## Set task
Please copy out every one of the records below again, word for word and line for line.

========================================

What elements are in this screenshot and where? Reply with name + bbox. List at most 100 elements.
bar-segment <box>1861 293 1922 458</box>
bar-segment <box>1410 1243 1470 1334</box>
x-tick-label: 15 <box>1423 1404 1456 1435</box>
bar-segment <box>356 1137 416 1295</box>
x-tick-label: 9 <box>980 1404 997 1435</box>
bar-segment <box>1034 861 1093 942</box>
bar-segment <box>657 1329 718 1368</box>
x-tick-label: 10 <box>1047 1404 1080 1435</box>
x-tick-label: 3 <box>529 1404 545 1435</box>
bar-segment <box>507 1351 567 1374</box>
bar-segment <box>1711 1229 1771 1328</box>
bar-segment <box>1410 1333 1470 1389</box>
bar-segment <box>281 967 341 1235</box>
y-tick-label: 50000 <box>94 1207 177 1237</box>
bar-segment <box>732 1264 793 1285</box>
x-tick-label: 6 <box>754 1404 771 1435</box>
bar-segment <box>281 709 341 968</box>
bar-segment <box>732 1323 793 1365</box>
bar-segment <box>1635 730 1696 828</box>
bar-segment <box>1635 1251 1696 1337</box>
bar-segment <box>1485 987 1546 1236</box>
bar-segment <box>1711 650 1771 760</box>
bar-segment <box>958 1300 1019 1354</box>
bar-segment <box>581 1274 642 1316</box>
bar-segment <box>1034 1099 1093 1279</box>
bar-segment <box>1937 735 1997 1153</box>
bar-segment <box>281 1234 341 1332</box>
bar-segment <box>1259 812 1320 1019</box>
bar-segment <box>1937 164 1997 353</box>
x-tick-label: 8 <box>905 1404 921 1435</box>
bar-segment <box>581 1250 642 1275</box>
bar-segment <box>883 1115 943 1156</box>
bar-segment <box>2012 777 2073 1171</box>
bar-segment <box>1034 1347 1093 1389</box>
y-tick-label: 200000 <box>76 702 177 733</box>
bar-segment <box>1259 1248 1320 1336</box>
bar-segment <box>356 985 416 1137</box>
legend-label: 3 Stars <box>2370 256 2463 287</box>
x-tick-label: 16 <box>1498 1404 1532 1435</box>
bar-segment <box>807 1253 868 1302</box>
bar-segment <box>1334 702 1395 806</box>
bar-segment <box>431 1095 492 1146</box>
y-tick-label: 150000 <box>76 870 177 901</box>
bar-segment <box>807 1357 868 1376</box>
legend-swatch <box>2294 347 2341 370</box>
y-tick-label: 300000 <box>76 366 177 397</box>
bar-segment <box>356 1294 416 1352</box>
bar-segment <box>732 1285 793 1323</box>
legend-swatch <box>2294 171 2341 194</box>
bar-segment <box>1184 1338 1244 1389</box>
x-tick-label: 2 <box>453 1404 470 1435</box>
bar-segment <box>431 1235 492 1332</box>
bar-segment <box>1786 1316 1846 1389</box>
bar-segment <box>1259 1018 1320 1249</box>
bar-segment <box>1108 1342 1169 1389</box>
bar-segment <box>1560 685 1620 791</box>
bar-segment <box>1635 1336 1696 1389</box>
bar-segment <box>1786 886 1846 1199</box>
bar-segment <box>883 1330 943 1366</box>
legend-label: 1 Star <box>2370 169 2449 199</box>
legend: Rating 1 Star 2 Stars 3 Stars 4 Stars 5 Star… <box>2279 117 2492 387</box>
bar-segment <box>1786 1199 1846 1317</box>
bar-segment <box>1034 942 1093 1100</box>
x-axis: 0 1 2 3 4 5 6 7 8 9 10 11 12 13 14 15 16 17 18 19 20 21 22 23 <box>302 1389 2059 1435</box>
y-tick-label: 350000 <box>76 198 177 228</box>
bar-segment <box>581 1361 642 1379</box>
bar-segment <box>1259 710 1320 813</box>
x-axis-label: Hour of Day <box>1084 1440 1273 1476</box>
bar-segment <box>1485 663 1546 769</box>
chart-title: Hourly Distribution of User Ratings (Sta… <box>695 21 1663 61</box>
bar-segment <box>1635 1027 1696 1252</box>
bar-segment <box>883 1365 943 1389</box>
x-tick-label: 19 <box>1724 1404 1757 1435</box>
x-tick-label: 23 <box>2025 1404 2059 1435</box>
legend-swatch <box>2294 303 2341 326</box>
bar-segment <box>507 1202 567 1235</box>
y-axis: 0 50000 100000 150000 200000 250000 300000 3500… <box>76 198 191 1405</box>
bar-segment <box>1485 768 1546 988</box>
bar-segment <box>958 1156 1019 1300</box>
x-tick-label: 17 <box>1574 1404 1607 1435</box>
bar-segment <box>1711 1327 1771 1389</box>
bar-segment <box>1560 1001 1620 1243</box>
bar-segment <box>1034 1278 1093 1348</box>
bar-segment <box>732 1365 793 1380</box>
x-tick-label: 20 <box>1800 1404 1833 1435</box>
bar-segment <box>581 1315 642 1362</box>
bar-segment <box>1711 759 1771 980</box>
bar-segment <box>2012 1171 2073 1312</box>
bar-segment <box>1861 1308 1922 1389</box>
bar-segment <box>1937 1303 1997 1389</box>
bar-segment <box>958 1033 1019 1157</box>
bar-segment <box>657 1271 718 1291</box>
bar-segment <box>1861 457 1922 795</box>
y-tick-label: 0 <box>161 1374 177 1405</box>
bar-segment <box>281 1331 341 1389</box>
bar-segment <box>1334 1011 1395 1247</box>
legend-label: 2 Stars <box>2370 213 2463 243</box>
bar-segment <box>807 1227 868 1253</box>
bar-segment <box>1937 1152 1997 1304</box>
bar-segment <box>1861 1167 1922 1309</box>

========================================

## Solved problem
What elements are in this screenshot and where? Reply with name + bbox. List at most 100 elements.
bar-segment <box>1861 293 1922 458</box>
bar-segment <box>1410 1243 1470 1334</box>
x-tick-label: 15 <box>1423 1404 1456 1435</box>
bar-segment <box>356 1137 416 1295</box>
x-tick-label: 9 <box>980 1404 997 1435</box>
bar-segment <box>1034 861 1093 942</box>
bar-segment <box>657 1329 718 1368</box>
x-tick-label: 10 <box>1047 1404 1080 1435</box>
x-tick-label: 3 <box>529 1404 545 1435</box>
bar-segment <box>507 1351 567 1374</box>
bar-segment <box>1711 1229 1771 1328</box>
bar-segment <box>1410 1333 1470 1389</box>
bar-segment <box>281 967 341 1235</box>
y-tick-label: 50000 <box>94 1207 177 1237</box>
bar-segment <box>732 1264 793 1285</box>
x-tick-label: 6 <box>754 1404 771 1435</box>
bar-segment <box>281 709 341 968</box>
bar-segment <box>732 1323 793 1365</box>
bar-segment <box>1635 730 1696 828</box>
bar-segment <box>1635 1251 1696 1337</box>
bar-segment <box>1485 987 1546 1236</box>
bar-segment <box>1711 650 1771 760</box>
bar-segment <box>958 1300 1019 1354</box>
bar-segment <box>581 1274 642 1316</box>
bar-segment <box>1034 1099 1093 1279</box>
bar-segment <box>1937 735 1997 1153</box>
bar-segment <box>281 1234 341 1332</box>
bar-segment <box>1259 812 1320 1019</box>
bar-segment <box>1937 164 1997 353</box>
x-tick-label: 8 <box>905 1404 921 1435</box>
bar-segment <box>581 1250 642 1275</box>
bar-segment <box>883 1115 943 1156</box>
bar-segment <box>2012 777 2073 1171</box>
bar-segment <box>1034 1347 1093 1389</box>
y-tick-label: 200000 <box>76 702 177 733</box>
bar-segment <box>1259 1248 1320 1336</box>
bar-segment <box>356 985 416 1137</box>
legend-label: 3 Stars <box>2370 256 2463 287</box>
x-tick-label: 16 <box>1498 1404 1532 1435</box>
bar-segment <box>807 1253 868 1302</box>
bar-segment <box>1334 702 1395 806</box>
bar-segment <box>431 1095 492 1146</box>
y-tick-label: 150000 <box>76 870 177 901</box>
bar-segment <box>807 1357 868 1376</box>
legend-swatch <box>2294 347 2341 370</box>
y-tick-label: 300000 <box>76 366 177 397</box>
bar-segment <box>356 1294 416 1352</box>
bar-segment <box>732 1285 793 1323</box>
legend-swatch <box>2294 171 2341 194</box>
bar-segment <box>1184 1338 1244 1389</box>
x-tick-label: 2 <box>453 1404 470 1435</box>
bar-segment <box>431 1235 492 1332</box>
bar-segment <box>1786 1316 1846 1389</box>
bar-segment <box>1259 1018 1320 1249</box>
bar-segment <box>1108 1342 1169 1389</box>
bar-segment <box>1560 685 1620 791</box>
bar-segment <box>1635 1336 1696 1389</box>
bar-segment <box>1786 886 1846 1199</box>
bar-segment <box>883 1330 943 1366</box>
legend-label: 1 Star <box>2370 169 2449 199</box>
legend: Rating 1 Star 2 Stars 3 Stars 4 Stars 5 Star… <box>2279 117 2492 387</box>
bar-segment <box>1786 1199 1846 1317</box>
bar-segment <box>1034 942 1093 1100</box>
x-axis: 0 1 2 3 4 5 6 7 8 9 10 11 12 13 14 15 16 17 18 19 20 21 22 23 <box>302 1389 2059 1435</box>
y-tick-label: 350000 <box>76 198 177 228</box>
bar-segment <box>581 1361 642 1379</box>
bar-segment <box>1259 710 1320 813</box>
x-axis-label: Hour of Day <box>1084 1440 1273 1476</box>
bar-segment <box>1485 663 1546 769</box>
chart-title: Hourly Distribution of User Ratings (Sta… <box>695 21 1663 61</box>
bar-segment <box>1635 1027 1696 1252</box>
bar-segment <box>883 1365 943 1389</box>
x-tick-label: 19 <box>1724 1404 1757 1435</box>
x-tick-label: 23 <box>2025 1404 2059 1435</box>
legend-swatch <box>2294 303 2341 326</box>
bar-segment <box>507 1202 567 1235</box>
y-axis: 0 50000 100000 150000 200000 250000 300000 3500… <box>76 198 191 1405</box>
bar-segment <box>1485 768 1546 988</box>
bar-segment <box>958 1156 1019 1300</box>
x-tick-label: 17 <box>1574 1404 1607 1435</box>
bar-segment <box>1711 1327 1771 1389</box>
bar-segment <box>1560 1001 1620 1243</box>
bar-segment <box>1034 1278 1093 1348</box>
bar-segment <box>732 1365 793 1380</box>
x-tick-label: 20 <box>1800 1404 1833 1435</box>
bar-segment <box>581 1315 642 1362</box>
bar-segment <box>1711 759 1771 980</box>
bar-segment <box>2012 1171 2073 1312</box>
bar-segment <box>1861 1308 1922 1389</box>
bar-segment <box>1937 1303 1997 1389</box>
bar-segment <box>958 1033 1019 1157</box>
bar-segment <box>657 1271 718 1291</box>
bar-segment <box>1861 457 1922 795</box>
y-tick-label: 0 <box>161 1374 177 1405</box>
bar-segment <box>281 1331 341 1389</box>
bar-segment <box>1334 1011 1395 1247</box>
legend-label: 2 Stars <box>2370 213 2463 243</box>
bar-segment <box>807 1227 868 1253</box>
bar-segment <box>1937 1152 1997 1304</box>
bar-segment <box>1861 1167 1922 1309</box>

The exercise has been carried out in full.